What you are asked to do: Reproduce exactly the final portion of the data: every line from the one containing "Give me the" through the last line, inclusive.

Recorded data:
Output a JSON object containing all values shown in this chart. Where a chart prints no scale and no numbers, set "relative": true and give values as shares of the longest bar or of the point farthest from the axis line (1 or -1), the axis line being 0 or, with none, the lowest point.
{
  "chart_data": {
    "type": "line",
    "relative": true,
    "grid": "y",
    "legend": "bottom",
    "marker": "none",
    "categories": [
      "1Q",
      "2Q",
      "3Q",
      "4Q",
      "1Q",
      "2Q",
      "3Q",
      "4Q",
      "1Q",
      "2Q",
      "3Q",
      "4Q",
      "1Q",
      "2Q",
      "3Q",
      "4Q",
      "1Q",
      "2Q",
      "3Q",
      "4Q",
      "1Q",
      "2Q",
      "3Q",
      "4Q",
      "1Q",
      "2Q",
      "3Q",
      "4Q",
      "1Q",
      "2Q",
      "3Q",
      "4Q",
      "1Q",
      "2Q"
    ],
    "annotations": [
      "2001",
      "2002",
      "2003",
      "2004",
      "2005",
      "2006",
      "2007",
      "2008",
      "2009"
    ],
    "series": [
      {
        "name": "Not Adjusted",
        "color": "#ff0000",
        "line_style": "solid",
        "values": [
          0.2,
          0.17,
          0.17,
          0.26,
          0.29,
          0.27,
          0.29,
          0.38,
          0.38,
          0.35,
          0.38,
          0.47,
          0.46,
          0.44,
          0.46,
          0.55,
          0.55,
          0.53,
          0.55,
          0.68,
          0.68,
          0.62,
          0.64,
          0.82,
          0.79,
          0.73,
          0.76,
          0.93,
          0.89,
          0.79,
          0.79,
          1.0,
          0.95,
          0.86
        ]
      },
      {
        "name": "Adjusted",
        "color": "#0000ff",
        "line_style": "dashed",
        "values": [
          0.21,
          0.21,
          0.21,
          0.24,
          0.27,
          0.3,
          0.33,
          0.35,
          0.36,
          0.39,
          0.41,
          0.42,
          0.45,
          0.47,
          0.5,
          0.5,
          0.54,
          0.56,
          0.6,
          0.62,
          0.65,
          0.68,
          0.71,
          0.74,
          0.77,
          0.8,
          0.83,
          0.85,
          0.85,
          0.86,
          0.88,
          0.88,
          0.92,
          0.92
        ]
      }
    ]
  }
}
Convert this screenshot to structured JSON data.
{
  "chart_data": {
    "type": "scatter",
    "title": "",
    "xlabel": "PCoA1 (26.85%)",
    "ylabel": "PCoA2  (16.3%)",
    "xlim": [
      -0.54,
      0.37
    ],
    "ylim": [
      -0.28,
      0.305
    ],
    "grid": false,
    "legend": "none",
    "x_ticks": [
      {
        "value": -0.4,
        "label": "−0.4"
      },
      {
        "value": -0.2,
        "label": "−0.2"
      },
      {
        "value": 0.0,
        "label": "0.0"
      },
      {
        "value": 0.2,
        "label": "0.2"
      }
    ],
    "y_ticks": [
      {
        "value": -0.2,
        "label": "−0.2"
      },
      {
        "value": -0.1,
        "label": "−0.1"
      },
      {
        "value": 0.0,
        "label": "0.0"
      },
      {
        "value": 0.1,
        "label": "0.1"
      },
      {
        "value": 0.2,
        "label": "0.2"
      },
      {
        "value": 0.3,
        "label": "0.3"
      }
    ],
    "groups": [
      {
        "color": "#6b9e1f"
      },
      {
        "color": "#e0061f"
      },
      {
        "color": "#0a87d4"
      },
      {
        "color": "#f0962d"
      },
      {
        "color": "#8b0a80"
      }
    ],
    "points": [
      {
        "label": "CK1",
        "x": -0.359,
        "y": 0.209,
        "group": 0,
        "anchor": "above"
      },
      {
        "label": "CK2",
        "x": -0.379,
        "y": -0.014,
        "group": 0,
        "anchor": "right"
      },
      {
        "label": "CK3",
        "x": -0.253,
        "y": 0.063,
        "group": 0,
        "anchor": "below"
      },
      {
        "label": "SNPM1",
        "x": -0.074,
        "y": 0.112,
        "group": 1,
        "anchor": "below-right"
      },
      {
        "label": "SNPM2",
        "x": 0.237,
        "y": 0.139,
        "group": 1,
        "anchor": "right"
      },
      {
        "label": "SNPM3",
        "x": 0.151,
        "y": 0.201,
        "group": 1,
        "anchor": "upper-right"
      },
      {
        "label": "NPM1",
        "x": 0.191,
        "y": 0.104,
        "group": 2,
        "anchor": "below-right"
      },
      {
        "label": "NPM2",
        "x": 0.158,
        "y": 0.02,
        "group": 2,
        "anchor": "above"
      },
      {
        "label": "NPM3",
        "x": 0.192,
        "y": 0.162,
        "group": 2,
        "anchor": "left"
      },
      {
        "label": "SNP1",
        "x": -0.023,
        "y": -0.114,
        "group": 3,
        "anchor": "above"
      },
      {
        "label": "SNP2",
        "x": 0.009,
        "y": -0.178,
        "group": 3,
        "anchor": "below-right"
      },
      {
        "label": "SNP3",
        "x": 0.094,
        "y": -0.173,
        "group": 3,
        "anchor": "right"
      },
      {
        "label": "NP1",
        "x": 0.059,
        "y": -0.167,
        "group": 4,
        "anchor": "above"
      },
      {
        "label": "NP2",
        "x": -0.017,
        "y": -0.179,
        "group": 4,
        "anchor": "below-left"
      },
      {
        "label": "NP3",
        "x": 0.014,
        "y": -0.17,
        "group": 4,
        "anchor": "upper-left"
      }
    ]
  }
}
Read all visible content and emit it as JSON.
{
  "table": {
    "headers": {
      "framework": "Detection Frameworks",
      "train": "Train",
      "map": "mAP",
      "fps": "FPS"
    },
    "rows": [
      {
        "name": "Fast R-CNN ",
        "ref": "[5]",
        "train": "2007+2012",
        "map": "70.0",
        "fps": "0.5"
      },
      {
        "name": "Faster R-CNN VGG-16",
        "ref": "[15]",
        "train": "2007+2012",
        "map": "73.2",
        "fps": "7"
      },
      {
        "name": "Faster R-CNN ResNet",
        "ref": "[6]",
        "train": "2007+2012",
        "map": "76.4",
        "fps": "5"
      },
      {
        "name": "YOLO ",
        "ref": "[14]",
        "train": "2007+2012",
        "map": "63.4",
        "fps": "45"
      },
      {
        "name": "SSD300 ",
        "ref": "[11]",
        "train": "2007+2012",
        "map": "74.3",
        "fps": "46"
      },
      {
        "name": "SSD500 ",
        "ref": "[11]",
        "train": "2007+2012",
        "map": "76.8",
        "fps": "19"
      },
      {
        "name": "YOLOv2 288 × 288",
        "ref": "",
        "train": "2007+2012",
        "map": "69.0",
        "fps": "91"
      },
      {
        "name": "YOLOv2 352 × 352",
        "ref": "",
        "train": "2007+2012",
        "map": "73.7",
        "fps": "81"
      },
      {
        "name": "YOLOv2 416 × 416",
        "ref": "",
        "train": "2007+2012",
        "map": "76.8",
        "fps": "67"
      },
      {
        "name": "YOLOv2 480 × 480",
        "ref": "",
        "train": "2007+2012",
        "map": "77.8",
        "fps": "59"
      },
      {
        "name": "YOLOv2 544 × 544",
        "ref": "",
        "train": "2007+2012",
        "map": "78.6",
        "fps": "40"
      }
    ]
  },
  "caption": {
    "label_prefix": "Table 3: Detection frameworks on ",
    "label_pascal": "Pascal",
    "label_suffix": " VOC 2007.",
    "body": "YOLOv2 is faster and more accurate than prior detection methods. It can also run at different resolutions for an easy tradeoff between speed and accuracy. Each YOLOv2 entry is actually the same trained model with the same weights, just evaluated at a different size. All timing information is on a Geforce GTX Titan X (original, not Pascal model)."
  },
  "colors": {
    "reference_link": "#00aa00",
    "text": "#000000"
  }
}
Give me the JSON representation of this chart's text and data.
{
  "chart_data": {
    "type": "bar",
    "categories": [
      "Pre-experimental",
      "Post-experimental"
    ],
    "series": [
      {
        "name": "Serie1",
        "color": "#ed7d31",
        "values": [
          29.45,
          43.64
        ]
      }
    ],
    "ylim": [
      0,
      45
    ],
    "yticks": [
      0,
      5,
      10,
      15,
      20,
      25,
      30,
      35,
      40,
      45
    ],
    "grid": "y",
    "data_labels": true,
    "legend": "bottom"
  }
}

Output of the task:
Give me the JSON representation of this chart's text and data.
{
  "chart_data": {
    "type": "bar",
    "categories": [
      "Pre-experimental",
      "Post-experimental"
    ],
    "series": [
      {
        "name": "Serie1",
        "color": "#ed7d31",
        "values": [
          29.45,
          43.64
        ]
      }
    ],
    "ylim": [
      0,
      45
    ],
    "yticks": [
      0,
      5,
      10,
      15,
      20,
      25,
      30,
      35,
      40,
      45
    ],
    "grid": "y",
    "data_labels": true,
    "legend": "bottom"
  }
}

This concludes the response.